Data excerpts
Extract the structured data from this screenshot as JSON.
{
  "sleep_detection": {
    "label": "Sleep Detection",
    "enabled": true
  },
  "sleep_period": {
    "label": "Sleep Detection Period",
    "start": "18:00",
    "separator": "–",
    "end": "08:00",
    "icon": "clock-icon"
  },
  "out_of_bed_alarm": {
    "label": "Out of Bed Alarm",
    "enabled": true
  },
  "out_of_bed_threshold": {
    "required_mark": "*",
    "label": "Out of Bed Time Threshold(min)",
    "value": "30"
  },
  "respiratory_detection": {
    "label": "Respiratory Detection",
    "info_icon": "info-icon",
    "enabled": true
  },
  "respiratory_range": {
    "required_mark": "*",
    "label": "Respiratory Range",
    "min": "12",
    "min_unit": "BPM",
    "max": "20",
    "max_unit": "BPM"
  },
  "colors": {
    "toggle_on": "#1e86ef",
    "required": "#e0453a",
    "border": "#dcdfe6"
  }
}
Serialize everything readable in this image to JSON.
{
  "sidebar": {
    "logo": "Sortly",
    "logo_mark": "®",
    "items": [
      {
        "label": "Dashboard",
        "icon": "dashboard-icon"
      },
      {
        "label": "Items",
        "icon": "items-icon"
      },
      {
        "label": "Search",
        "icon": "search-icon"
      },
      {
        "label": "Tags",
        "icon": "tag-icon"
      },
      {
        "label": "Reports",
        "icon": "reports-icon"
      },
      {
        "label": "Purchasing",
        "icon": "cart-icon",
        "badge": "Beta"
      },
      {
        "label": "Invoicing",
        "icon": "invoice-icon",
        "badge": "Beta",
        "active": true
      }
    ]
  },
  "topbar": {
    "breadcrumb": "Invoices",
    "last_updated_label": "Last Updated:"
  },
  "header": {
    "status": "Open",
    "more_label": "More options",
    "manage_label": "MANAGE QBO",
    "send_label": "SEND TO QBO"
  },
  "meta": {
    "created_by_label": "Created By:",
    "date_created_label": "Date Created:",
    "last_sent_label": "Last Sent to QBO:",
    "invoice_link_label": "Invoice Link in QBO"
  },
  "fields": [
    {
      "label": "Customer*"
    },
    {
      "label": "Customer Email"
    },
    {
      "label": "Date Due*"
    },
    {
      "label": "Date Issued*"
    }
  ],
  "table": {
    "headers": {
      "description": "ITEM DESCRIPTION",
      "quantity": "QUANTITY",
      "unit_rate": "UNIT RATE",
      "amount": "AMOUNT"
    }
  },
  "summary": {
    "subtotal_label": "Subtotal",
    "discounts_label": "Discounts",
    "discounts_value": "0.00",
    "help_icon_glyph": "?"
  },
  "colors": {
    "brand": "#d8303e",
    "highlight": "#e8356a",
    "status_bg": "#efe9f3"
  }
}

Short exercise:
Copy out every line from the data above that has "Last" in it.

Correct answer:
    "last_updated_label": "Last Updated:"
    "last_sent_label": "Last Sent to QBO:",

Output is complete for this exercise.